◆ TASK DETAILS
Where a line holds "career", copy it.

◆ Entries taken from a collection
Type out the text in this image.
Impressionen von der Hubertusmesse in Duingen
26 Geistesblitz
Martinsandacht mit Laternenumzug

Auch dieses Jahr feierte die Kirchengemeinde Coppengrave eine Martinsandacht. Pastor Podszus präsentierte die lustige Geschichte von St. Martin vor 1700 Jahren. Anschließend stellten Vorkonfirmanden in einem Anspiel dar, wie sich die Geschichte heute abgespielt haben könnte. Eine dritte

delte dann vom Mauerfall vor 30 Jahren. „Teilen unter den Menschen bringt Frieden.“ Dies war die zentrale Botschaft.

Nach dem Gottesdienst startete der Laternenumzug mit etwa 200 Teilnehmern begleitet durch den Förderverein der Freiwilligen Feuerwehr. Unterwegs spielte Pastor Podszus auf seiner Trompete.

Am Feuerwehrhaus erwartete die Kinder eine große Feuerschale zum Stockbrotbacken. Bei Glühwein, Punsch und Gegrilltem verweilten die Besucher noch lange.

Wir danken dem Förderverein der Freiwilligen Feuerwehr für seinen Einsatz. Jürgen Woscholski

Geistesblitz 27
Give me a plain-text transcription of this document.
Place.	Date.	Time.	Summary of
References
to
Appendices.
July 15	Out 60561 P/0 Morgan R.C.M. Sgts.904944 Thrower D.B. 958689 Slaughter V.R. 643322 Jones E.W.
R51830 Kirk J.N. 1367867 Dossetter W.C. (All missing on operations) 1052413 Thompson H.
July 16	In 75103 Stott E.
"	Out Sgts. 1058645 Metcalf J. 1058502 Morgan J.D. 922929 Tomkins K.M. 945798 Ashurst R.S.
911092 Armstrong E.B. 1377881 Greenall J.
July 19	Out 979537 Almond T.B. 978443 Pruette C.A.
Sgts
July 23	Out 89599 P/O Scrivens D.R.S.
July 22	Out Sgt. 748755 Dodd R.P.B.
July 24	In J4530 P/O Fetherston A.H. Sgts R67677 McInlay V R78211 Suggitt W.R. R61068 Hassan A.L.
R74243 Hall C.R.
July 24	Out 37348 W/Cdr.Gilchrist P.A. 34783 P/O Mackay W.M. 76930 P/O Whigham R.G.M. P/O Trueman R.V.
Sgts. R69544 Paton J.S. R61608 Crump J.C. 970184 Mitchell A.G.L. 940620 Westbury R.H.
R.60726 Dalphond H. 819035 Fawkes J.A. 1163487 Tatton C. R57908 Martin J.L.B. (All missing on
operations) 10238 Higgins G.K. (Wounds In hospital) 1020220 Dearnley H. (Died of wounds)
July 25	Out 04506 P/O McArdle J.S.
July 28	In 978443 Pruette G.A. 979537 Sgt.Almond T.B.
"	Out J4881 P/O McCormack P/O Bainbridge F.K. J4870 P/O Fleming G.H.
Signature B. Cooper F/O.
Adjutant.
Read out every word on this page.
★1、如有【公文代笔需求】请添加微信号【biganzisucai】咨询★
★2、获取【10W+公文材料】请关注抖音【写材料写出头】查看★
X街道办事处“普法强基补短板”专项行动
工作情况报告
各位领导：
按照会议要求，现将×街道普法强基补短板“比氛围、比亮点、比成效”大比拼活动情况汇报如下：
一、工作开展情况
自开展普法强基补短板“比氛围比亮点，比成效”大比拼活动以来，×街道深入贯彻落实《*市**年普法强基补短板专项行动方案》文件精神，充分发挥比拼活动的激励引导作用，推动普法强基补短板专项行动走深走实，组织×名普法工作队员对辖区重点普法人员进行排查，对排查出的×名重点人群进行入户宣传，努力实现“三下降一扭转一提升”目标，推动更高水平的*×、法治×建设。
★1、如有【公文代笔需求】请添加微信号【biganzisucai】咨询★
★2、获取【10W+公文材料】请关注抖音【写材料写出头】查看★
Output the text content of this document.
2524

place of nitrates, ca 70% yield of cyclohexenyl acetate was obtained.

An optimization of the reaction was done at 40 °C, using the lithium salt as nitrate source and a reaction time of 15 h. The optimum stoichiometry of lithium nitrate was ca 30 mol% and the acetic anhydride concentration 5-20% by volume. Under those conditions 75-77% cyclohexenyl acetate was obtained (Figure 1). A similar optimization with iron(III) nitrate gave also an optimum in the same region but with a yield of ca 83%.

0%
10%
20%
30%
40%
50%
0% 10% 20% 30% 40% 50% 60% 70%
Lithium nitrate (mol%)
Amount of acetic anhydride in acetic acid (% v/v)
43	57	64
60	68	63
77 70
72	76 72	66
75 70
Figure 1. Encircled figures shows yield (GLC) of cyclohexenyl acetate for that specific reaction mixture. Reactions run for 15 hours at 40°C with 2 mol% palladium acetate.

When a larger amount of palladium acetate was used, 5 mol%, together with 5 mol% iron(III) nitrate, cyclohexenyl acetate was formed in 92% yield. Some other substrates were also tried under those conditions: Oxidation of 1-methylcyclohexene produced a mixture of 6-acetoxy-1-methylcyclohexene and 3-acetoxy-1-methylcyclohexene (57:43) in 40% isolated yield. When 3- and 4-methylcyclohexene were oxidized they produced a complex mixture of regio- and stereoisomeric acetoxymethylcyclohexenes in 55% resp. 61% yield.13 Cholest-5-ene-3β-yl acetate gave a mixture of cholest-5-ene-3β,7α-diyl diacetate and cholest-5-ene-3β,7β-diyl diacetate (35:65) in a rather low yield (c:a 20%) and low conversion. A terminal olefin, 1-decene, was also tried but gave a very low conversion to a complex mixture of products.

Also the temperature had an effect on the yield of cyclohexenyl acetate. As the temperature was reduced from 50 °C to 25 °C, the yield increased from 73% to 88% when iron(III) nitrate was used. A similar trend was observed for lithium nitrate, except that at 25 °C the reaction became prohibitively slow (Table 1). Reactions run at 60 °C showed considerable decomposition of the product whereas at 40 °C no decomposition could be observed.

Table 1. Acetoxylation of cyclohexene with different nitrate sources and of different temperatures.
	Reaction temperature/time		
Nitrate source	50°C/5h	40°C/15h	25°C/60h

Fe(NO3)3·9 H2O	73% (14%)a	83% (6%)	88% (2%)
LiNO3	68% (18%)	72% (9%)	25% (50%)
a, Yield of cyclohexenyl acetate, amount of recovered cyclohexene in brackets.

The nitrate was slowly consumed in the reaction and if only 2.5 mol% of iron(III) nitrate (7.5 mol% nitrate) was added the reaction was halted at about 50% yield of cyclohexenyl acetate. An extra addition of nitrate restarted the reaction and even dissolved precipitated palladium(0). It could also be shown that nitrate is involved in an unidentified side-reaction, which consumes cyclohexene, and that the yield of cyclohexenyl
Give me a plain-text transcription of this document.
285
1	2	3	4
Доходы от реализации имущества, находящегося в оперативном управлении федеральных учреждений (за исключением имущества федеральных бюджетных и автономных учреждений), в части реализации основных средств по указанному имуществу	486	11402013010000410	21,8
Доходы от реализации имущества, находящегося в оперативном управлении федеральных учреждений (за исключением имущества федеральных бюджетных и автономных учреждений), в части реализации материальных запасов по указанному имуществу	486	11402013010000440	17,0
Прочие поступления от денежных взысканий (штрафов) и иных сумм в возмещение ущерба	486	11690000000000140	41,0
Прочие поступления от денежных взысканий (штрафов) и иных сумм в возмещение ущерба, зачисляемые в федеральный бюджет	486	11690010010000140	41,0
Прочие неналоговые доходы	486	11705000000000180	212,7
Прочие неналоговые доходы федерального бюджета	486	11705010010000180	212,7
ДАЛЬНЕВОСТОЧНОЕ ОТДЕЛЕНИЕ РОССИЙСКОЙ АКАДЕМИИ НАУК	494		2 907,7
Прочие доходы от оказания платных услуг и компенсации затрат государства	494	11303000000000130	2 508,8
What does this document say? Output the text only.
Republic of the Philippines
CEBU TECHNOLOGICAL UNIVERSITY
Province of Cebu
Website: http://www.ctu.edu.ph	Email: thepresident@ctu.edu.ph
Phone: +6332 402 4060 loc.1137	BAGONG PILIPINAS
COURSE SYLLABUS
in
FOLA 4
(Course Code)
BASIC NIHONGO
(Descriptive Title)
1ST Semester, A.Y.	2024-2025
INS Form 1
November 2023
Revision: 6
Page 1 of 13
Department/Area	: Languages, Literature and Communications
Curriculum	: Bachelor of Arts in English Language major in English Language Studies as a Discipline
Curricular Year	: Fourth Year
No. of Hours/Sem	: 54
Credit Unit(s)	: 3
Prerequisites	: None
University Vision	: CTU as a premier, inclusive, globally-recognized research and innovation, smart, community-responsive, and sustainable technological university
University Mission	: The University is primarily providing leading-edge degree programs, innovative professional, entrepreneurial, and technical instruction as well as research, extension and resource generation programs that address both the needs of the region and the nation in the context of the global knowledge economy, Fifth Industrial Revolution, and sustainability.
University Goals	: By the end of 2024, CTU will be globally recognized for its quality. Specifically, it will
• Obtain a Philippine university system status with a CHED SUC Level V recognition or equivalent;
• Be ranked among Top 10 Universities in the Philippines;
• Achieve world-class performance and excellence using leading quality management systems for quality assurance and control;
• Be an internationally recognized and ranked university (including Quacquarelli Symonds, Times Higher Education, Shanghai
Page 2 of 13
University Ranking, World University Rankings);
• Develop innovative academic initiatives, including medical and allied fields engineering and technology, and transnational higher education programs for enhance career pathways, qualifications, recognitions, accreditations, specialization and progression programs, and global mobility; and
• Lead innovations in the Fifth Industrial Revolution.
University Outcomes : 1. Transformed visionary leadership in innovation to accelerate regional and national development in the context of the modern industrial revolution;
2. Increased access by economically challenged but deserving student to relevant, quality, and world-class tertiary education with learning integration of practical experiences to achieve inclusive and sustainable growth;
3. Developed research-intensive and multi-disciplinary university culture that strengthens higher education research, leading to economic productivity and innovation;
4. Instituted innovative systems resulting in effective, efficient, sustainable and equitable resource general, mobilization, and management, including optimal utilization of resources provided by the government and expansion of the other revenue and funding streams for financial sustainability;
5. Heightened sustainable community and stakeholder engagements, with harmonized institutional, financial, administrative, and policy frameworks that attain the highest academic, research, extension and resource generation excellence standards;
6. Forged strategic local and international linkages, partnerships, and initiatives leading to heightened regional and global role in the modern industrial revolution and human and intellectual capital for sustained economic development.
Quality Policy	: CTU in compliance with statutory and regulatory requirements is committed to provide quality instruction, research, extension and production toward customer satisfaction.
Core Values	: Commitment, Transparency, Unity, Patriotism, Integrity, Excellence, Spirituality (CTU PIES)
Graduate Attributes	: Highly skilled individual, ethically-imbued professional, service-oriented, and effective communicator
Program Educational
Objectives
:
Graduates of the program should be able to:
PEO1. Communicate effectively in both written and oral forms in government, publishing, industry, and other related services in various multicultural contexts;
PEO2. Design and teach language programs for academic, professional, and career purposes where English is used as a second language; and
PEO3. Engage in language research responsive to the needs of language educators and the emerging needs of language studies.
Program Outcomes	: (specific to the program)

◆ EXERCISE RESULT
• Develop innovative academic initiatives, including medical and allied fields engineering and technology, and transnational higher education programs for enhance career pathways, qualifications, recognitions, accreditations, specialization and progression programs, and global mobility; and
PEO2. Design and teach language programs for academic, professional, and career purposes where English is used as a second language; and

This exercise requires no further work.